WRITTEN EXERCISE: Copy out the entries exactly, from the first line to the last.

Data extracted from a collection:

+--

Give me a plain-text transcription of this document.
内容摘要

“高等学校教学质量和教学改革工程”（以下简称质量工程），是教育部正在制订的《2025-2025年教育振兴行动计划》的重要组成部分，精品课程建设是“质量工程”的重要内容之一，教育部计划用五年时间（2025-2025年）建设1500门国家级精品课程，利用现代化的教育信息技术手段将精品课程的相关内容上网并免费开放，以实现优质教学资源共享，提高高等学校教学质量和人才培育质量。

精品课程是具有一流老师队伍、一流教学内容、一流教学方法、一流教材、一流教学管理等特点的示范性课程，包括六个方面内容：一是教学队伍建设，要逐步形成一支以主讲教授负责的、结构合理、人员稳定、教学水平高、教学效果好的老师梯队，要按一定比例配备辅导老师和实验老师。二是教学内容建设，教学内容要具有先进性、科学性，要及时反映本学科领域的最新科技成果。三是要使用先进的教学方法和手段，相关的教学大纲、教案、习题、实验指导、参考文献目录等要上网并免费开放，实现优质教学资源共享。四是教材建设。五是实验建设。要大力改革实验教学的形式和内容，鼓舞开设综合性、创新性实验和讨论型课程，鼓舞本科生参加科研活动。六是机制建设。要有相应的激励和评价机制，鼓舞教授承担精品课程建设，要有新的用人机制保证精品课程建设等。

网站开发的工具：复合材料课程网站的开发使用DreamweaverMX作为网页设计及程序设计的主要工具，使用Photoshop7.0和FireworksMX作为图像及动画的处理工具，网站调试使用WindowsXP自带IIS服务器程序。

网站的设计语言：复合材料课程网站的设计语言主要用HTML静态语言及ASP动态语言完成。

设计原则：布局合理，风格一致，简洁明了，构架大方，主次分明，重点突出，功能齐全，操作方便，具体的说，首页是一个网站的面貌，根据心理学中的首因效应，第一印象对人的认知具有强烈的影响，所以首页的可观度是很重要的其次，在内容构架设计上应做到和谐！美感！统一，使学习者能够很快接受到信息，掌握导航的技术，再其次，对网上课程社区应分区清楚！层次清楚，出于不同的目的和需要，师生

+--

TASK SOLUTION:
Give me a plain-text transcription of this document.
内容摘要

“高等学校教学质量和教学改革工程”（以下简称质量工程），是教育部正在制订的《2025-2025年教育振兴行动计划》的重要组成部分，精品课程建设是“质量工程”的重要内容之一，教育部计划用五年时间（2025-2025年）建设1500门国家级精品课程，利用现代化的教育信息技术手段将精品课程的相关内容上网并免费开放，以实现优质教学资源共享，提高高等学校教学质量和人才培育质量。

精品课程是具有一流老师队伍、一流教学内容、一流教学方法、一流教材、一流教学管理等特点的示范性课程，包括六个方面内容：一是教学队伍建设，要逐步形成一支以主讲教授负责的、结构合理、人员稳定、教学水平高、教学效果好的老师梯队，要按一定比例配备辅导老师和实验老师。二是教学内容建设，教学内容要具有先进性、科学性，要及时反映本学科领域的最新科技成果。三是要使用先进的教学方法和手段，相关的教学大纲、教案、习题、实验指导、参考文献目录等要上网并免费开放，实现优质教学资源共享。四是教材建设。五是实验建设。要大力改革实验教学的形式和内容，鼓舞开设综合性、创新性实验和讨论型课程，鼓舞本科生参加科研活动。六是机制建设。要有相应的激励和评价机制，鼓舞教授承担精品课程建设，要有新的用人机制保证精品课程建设等。

网站开发的工具：复合材料课程网站的开发使用DreamweaverMX作为网页设计及程序设计的主要工具，使用Photoshop7.0和FireworksMX作为图像及动画的处理工具，网站调试使用WindowsXP自带IIS服务器程序。

网站的设计语言：复合材料课程网站的设计语言主要用HTML静态语言及ASP动态语言完成。

设计原则：布局合理，风格一致，简洁明了，构架大方，主次分明，重点突出，功能齐全，操作方便，具体的说，首页是一个网站的面貌，根据心理学中的首因效应，第一印象对人的认知具有强烈的影响，所以首页的可观度是很重要的其次，在内容构架设计上应做到和谐！美感！统一，使学习者能够很快接受到信息，掌握导航的技术，再其次，对网上课程社区应分区清楚！层次清楚，出于不同的目的和需要，师生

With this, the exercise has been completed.